- Job
Your copy of the material must match it exactly, except that pictures are dropped.

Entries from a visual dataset

###

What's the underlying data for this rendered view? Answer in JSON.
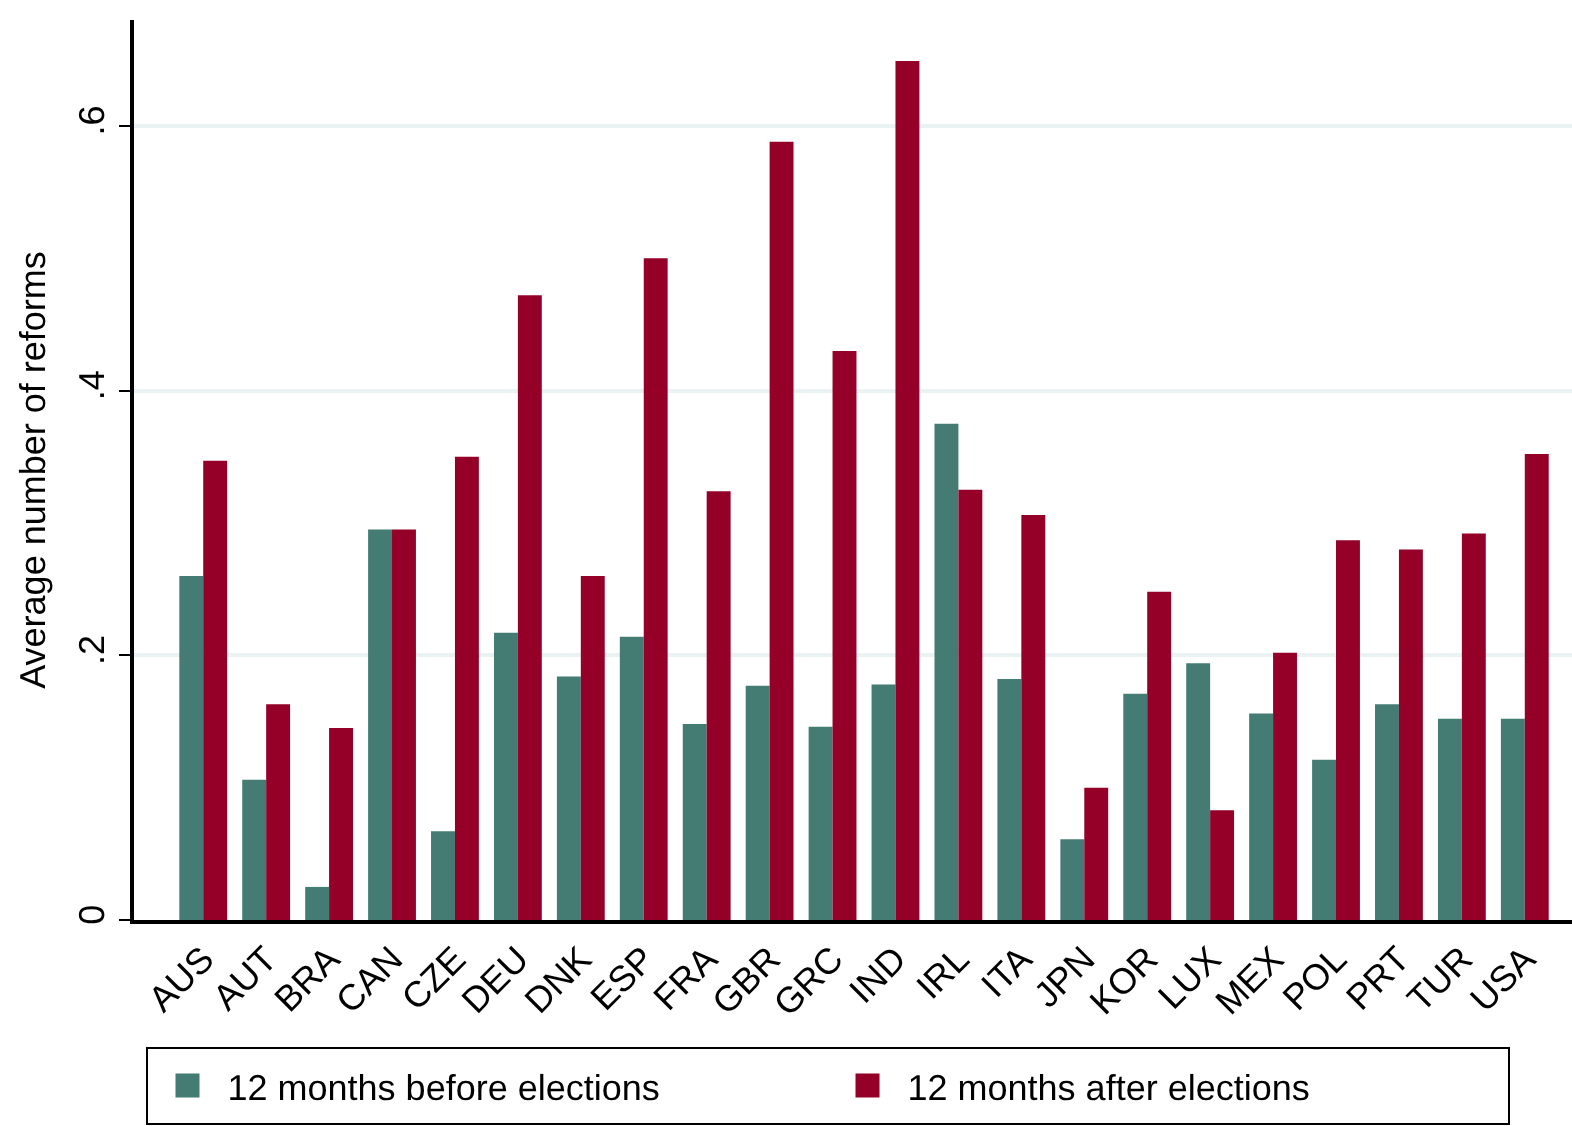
{
  "chart_data": {
    "type": "bar",
    "ylabel": "Average number of reforms",
    "categories": [
      "AUS",
      "AUT",
      "BRA",
      "CAN",
      "CZE",
      "DEU",
      "DNK",
      "ESP",
      "FRA",
      "GBR",
      "GRC",
      "IND",
      "IRL",
      "ITA",
      "JPN",
      "KOR",
      "LUX",
      "MEX",
      "POL",
      "PRT",
      "TUR",
      "USA"
    ],
    "series": [
      {
        "name": "12 months before elections",
        "color": "#447b73",
        "values": [
          0.26,
          0.106,
          0.025,
          0.295,
          0.067,
          0.217,
          0.184,
          0.214,
          0.148,
          0.177,
          0.146,
          0.178,
          0.375,
          0.182,
          0.061,
          0.171,
          0.194,
          0.156,
          0.121,
          0.163,
          0.152,
          0.152
        ]
      },
      {
        "name": "12 months after elections",
        "color": "#950028",
        "values": [
          0.347,
          0.163,
          0.145,
          0.295,
          0.35,
          0.472,
          0.26,
          0.5,
          0.324,
          0.588,
          0.43,
          0.649,
          0.325,
          0.306,
          0.1,
          0.248,
          0.083,
          0.202,
          0.287,
          0.28,
          0.292,
          0.352
        ]
      }
    ],
    "ylim": [
      0,
      0.68
    ],
    "yticks": [
      0,
      {
        "value": 0.2,
        "label": ".2"
      },
      {
        "value": 0.4,
        "label": ".4"
      },
      {
        "value": 0.6,
        "label": ".6"
      }
    ],
    "grid": "y",
    "legend": "bottom"
  }
}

###

- Response to the exercise
What's the underlying data for this rendered view? Answer in JSON.
{
  "chart_data": {
    "type": "bar",
    "ylabel": "Average number of reforms",
    "categories": [
      "AUS",
      "AUT",
      "BRA",
      "CAN",
      "CZE",
      "DEU",
      "DNK",
      "ESP",
      "FRA",
      "GBR",
      "GRC",
      "IND",
      "IRL",
      "ITA",
      "JPN",
      "KOR",
      "LUX",
      "MEX",
      "POL",
      "PRT",
      "TUR",
      "USA"
    ],
    "series": [
      {
        "name": "12 months before elections",
        "color": "#447b73",
        "values": [
          0.26,
          0.106,
          0.025,
          0.295,
          0.067,
          0.217,
          0.184,
          0.214,
          0.148,
          0.177,
          0.146,
          0.178,
          0.375,
          0.182,
          0.061,
          0.171,
          0.194,
          0.156,
          0.121,
          0.163,
          0.152,
          0.152
        ]
      },
      {
        "name": "12 months after elections",
        "color": "#950028",
        "values": [
          0.347,
          0.163,
          0.145,
          0.295,
          0.35,
          0.472,
          0.26,
          0.5,
          0.324,
          0.588,
          0.43,
          0.649,
          0.325,
          0.306,
          0.1,
          0.248,
          0.083,
          0.202,
          0.287,
          0.28,
          0.292,
          0.352
        ]
      }
    ],
    "ylim": [
      0,
      0.68
    ],
    "yticks": [
      0,
      {
        "value": 0.2,
        "label": ".2"
      },
      {
        "value": 0.4,
        "label": ".4"
      },
      {
        "value": 0.6,
        "label": ".6"
      }
    ],
    "grid": "y",
    "legend": "bottom"
  }
}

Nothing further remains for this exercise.